- [What you should do]: Say how many lines in the data below contain the word "JSON", and give no other text.

** Start of Record list **

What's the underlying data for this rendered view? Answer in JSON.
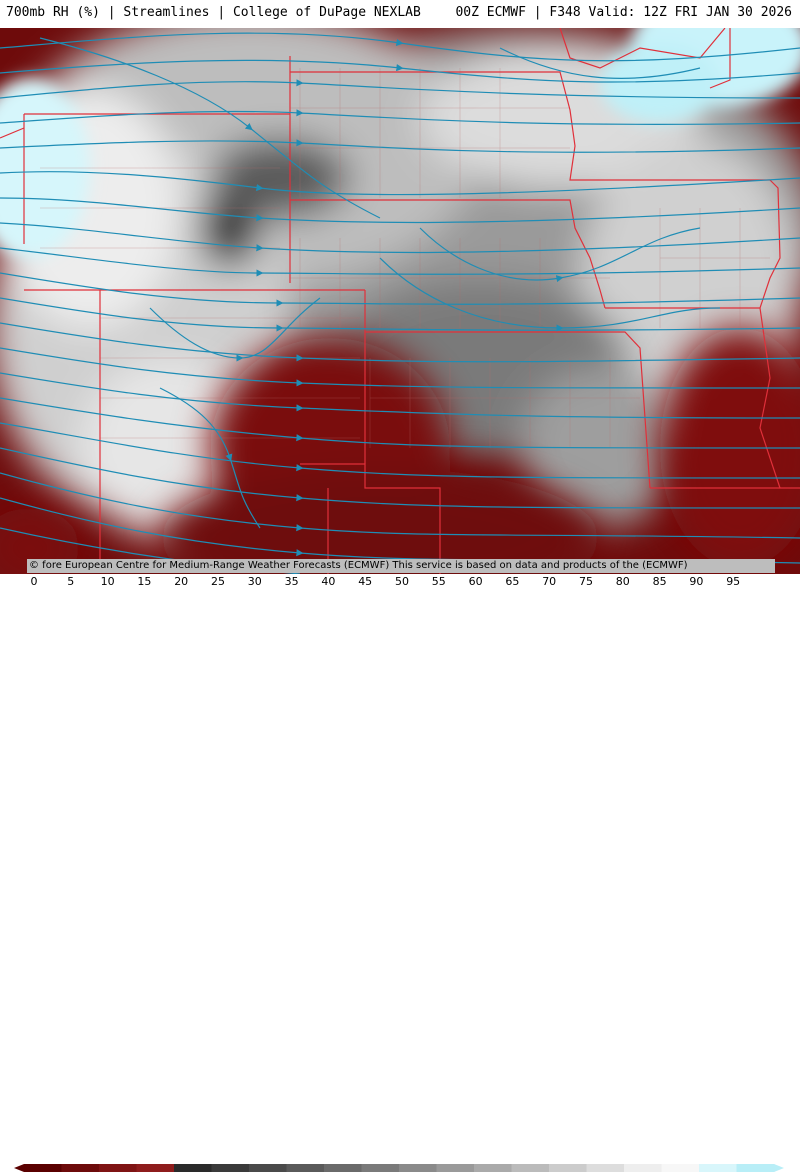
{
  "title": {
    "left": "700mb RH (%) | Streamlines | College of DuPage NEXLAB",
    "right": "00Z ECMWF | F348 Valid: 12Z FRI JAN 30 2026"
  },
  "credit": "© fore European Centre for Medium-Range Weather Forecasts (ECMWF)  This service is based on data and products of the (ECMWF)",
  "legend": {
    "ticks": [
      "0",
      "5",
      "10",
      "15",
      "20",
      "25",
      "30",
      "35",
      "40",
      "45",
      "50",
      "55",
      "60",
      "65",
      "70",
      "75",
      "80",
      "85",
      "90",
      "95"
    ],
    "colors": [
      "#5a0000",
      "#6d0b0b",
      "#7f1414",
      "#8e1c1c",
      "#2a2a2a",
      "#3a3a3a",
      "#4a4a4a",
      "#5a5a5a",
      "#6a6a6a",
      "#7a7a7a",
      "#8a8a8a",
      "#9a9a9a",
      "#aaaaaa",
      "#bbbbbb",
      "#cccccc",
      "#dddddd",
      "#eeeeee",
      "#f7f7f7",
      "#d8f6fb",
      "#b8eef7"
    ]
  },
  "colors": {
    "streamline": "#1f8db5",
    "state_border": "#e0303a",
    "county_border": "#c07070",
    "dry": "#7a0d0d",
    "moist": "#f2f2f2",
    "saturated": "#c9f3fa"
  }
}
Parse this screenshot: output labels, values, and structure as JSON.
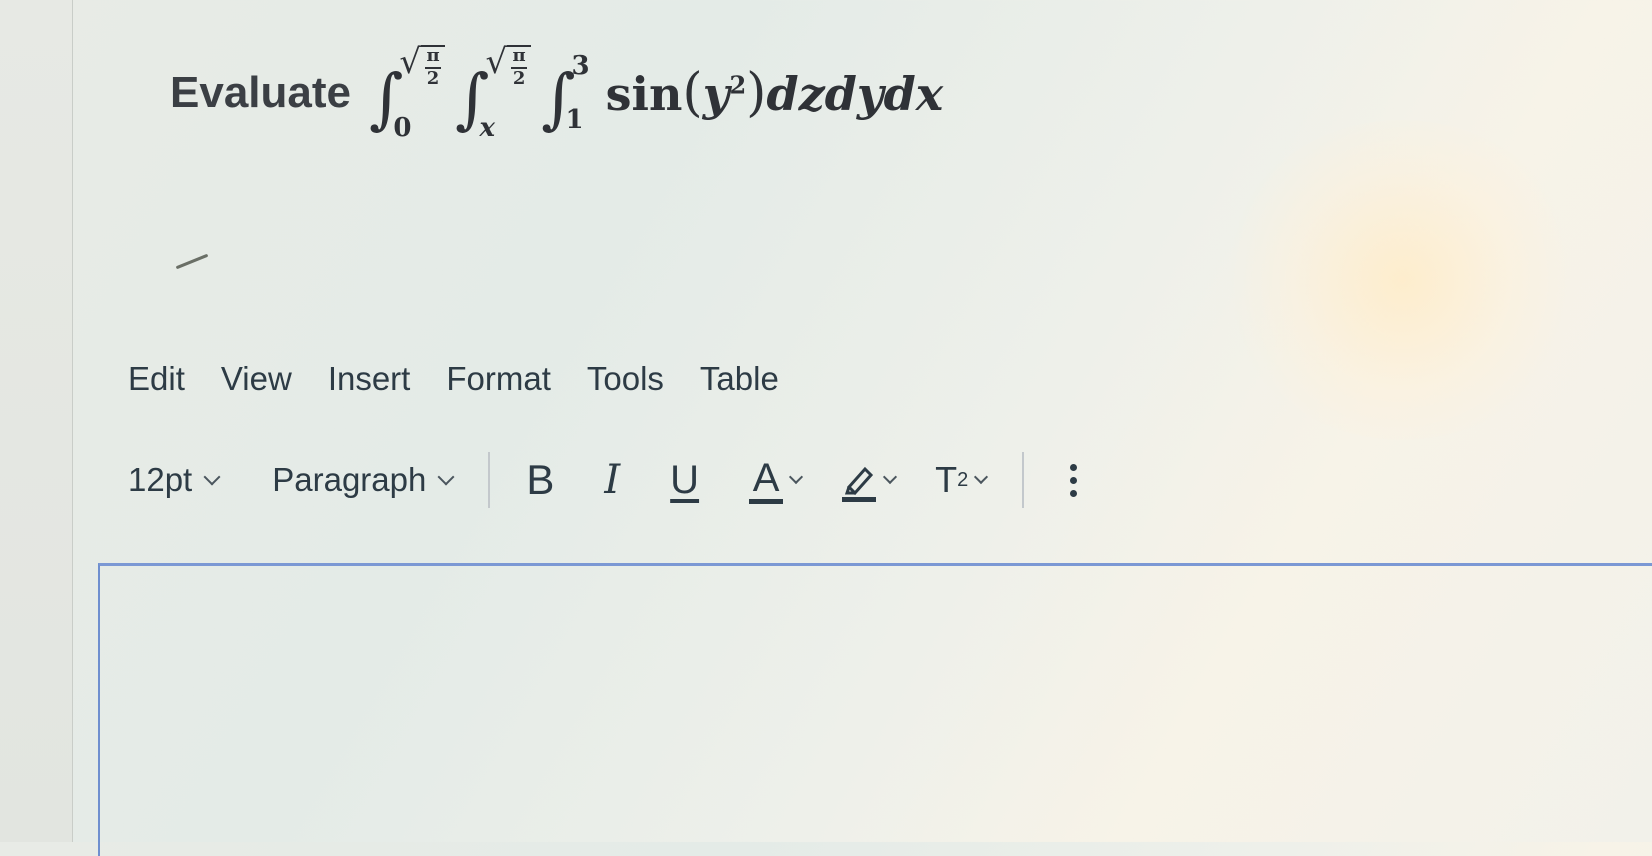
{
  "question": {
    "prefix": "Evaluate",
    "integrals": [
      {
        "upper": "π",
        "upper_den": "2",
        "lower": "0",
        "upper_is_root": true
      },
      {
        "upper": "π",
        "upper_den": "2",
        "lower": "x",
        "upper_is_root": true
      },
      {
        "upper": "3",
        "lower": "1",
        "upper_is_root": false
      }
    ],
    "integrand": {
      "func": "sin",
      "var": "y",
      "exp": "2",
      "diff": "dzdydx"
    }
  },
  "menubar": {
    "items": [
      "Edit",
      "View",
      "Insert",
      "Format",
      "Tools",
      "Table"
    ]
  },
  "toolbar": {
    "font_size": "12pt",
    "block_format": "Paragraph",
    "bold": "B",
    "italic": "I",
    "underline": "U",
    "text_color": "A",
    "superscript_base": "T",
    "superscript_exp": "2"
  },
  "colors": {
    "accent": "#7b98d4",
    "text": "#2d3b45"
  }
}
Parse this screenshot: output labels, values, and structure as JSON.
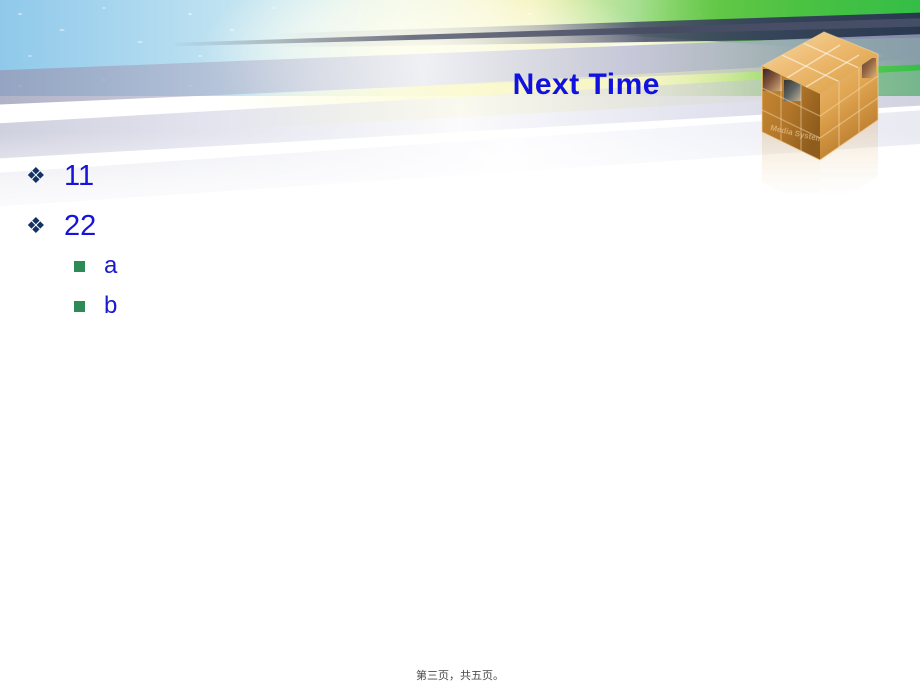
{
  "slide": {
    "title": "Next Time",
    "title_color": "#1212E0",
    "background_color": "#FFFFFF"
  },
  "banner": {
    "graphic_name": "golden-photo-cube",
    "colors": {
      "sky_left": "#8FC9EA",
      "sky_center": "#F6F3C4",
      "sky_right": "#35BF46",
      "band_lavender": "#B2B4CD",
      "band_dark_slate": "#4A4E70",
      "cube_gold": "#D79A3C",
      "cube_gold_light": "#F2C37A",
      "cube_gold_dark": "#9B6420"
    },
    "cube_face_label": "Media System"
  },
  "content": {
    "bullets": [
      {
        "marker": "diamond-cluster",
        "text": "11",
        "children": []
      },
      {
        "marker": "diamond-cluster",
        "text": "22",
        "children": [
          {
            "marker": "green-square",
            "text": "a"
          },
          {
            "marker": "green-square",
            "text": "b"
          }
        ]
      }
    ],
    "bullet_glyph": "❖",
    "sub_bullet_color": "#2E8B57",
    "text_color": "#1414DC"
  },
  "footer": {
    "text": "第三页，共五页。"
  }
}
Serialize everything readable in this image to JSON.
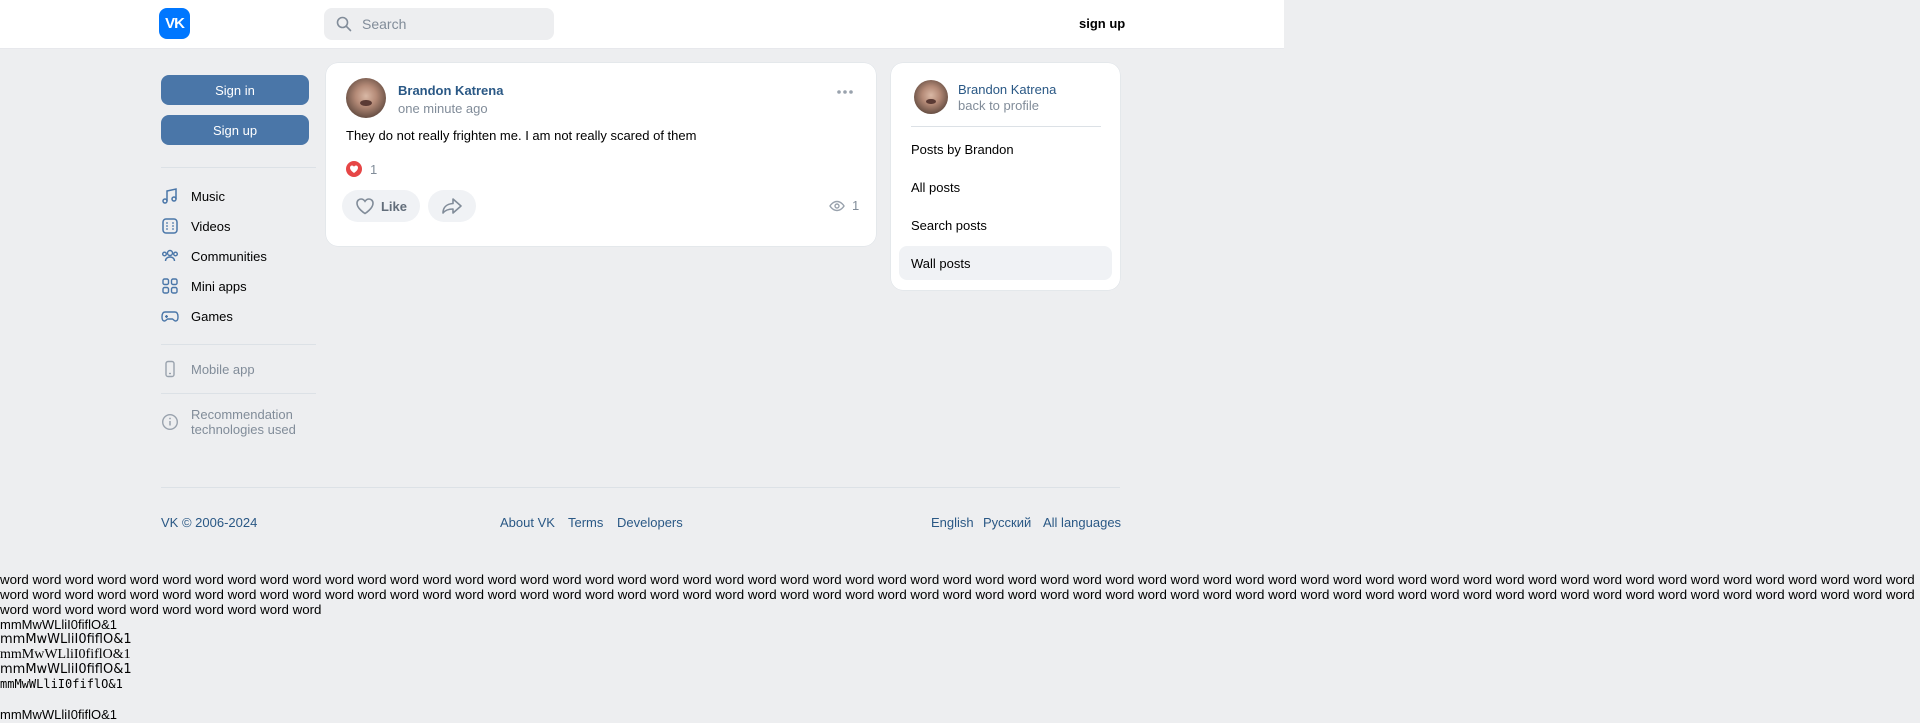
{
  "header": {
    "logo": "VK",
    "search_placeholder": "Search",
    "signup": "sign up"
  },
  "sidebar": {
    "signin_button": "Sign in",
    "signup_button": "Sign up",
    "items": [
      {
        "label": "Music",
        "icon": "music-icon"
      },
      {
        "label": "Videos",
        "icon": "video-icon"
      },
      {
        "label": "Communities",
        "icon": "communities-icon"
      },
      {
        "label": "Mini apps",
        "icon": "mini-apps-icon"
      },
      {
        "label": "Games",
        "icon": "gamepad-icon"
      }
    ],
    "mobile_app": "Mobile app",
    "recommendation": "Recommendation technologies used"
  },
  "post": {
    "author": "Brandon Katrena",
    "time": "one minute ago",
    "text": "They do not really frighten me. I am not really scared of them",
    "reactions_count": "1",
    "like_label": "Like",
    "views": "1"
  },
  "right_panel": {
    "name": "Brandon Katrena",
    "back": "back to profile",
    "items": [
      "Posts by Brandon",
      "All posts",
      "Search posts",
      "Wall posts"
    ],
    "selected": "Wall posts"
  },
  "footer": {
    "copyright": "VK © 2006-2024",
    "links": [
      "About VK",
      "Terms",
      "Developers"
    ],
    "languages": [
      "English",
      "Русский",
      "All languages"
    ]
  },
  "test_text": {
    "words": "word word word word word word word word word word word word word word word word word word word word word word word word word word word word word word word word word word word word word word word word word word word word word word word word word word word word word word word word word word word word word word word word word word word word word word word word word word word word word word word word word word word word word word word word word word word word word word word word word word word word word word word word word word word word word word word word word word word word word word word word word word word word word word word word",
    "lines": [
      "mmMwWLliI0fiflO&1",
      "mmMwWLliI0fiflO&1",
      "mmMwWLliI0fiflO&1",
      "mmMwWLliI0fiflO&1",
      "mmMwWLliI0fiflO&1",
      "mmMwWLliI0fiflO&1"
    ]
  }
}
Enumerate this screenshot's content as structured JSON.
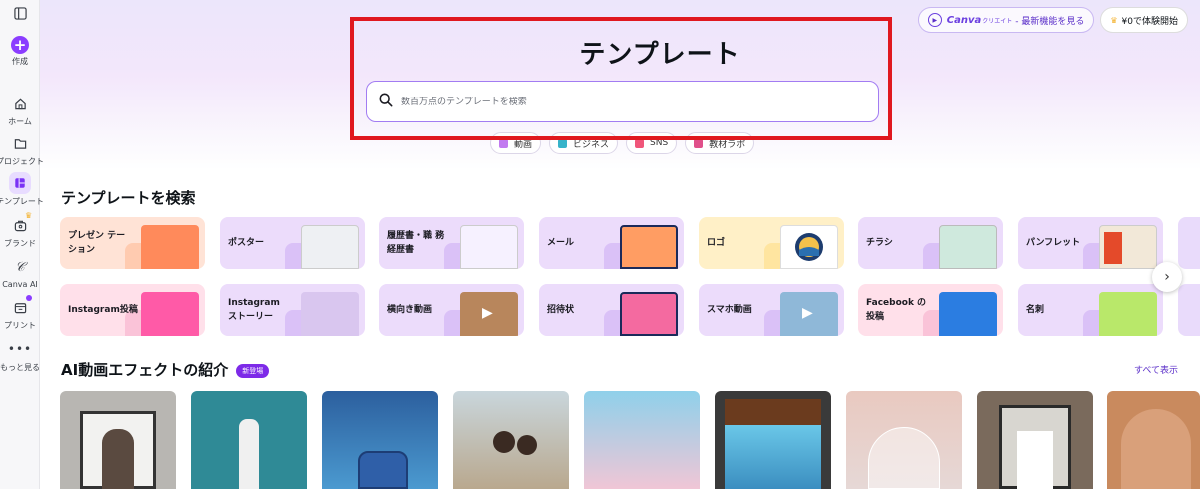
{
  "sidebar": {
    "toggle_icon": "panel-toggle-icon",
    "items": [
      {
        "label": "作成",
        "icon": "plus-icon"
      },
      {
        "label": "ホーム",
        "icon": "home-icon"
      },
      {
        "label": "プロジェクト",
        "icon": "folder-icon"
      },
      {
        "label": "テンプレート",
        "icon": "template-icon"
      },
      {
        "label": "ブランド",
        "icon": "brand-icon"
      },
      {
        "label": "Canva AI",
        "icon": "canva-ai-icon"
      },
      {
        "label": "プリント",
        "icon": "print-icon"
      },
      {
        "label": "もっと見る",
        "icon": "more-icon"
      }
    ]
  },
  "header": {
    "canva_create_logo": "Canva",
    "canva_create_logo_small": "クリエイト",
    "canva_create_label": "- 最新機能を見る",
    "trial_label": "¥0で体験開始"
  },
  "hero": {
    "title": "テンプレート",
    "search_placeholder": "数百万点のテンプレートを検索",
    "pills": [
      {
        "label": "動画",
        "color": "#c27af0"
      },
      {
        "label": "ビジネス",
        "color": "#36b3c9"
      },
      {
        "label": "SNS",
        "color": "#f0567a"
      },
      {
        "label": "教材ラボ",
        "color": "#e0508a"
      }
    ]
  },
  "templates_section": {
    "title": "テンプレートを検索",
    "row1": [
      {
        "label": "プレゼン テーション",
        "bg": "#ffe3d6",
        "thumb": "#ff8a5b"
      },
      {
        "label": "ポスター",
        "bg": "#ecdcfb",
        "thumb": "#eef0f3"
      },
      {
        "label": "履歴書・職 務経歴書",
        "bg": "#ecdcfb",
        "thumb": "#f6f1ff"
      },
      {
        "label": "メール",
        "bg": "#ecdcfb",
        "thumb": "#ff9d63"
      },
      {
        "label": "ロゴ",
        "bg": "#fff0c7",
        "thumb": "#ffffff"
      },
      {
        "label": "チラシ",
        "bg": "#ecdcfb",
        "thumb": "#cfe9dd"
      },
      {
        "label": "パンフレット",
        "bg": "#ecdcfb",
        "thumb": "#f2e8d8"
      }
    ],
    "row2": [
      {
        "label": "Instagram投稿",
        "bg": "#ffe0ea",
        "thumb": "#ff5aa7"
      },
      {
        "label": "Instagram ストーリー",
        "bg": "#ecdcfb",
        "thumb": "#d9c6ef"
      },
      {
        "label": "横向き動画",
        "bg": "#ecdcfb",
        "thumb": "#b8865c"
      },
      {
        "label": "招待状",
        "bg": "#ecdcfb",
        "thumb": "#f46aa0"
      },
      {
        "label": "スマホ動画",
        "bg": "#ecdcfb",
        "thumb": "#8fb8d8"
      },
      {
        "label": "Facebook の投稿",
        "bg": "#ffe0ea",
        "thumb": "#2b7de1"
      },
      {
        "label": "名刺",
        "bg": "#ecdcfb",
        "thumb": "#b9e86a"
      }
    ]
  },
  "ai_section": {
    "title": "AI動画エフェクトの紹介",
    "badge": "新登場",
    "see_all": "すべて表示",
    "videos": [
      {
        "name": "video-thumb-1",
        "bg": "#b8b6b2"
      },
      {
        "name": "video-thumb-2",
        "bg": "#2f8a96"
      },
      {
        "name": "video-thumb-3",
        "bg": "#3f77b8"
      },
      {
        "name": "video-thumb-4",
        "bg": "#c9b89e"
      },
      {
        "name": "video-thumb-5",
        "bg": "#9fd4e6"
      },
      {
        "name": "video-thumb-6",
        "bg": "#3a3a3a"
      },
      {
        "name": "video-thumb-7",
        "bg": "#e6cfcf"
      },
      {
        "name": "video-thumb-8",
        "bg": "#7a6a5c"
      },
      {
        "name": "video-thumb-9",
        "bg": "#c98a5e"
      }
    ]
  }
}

** End of Record list **

- [Solution to this problem]: 5